Try it ▸
Look for "metabolic" in each line of the entries, and return the matching lines.

Data for this task ▸
--- START ---

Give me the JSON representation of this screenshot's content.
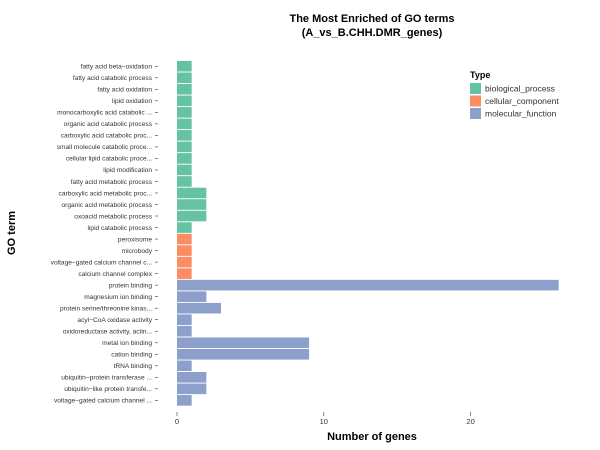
{
  "chart_data": {
    "type": "bar",
    "orientation": "horizontal",
    "title": "The Most Enriched of GO terms",
    "subtitle": "(A_vs_B.CHH.DMR_genes)",
    "xlabel": "Number of genes",
    "ylabel": "GO term",
    "xlim": [
      0,
      26.5
    ],
    "xticks": [
      0,
      10,
      20
    ],
    "grid": false,
    "legend": {
      "title": "Type",
      "position": "top-right",
      "entries": [
        {
          "name": "biological_process",
          "color": "#66C2A5"
        },
        {
          "name": "cellular_component",
          "color": "#FC8D62"
        },
        {
          "name": "molecular_function",
          "color": "#8DA0CB"
        }
      ]
    },
    "categories": [
      "fatty acid beta−oxidation",
      "fatty acid catabolic process",
      "fatty acid oxidation",
      "lipid oxidation",
      "monocarboxylic acid catabolic ...",
      "organic acid catabolic process",
      "carboxylic acid catabolic proc...",
      "small molecule catabolic proce...",
      "cellular lipid catabolic proce...",
      "lipid modification",
      "fatty acid metabolic process",
      "carboxylic acid metabolic proc...",
      "organic acid metabolic process",
      "oxoacid metabolic process",
      "lipid catabolic process",
      "peroxisome",
      "microbody",
      "voltage−gated calcium channel c...",
      "calcium channel complex",
      "protein binding",
      "magnesium ion binding",
      "protein serine/threonine kinas...",
      "acyl−CoA oxidase activity",
      "oxidoreductase activity, actin...",
      "metal ion binding",
      "cation binding",
      "tRNA binding",
      "ubiquitin−protein transferase ...",
      "ubiquitin−like protein transfe...",
      "voltage−gated calcium channel ..."
    ],
    "values": [
      1,
      1,
      1,
      1,
      1,
      1,
      1,
      1,
      1,
      1,
      1,
      2,
      2,
      2,
      1,
      1,
      1,
      1,
      1,
      26,
      2,
      3,
      1,
      1,
      9,
      9,
      1,
      2,
      2,
      1
    ],
    "types": [
      "biological_process",
      "biological_process",
      "biological_process",
      "biological_process",
      "biological_process",
      "biological_process",
      "biological_process",
      "biological_process",
      "biological_process",
      "biological_process",
      "biological_process",
      "biological_process",
      "biological_process",
      "biological_process",
      "biological_process",
      "cellular_component",
      "cellular_component",
      "cellular_component",
      "cellular_component",
      "molecular_function",
      "molecular_function",
      "molecular_function",
      "molecular_function",
      "molecular_function",
      "molecular_function",
      "molecular_function",
      "molecular_function",
      "molecular_function",
      "molecular_function",
      "molecular_function"
    ]
  }
}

--- END ---

Written solution ▸
      "fatty acid metabolic process",
      "carboxylic acid metabolic proc...",
      "organic acid metabolic process",
      "oxoacid metabolic process",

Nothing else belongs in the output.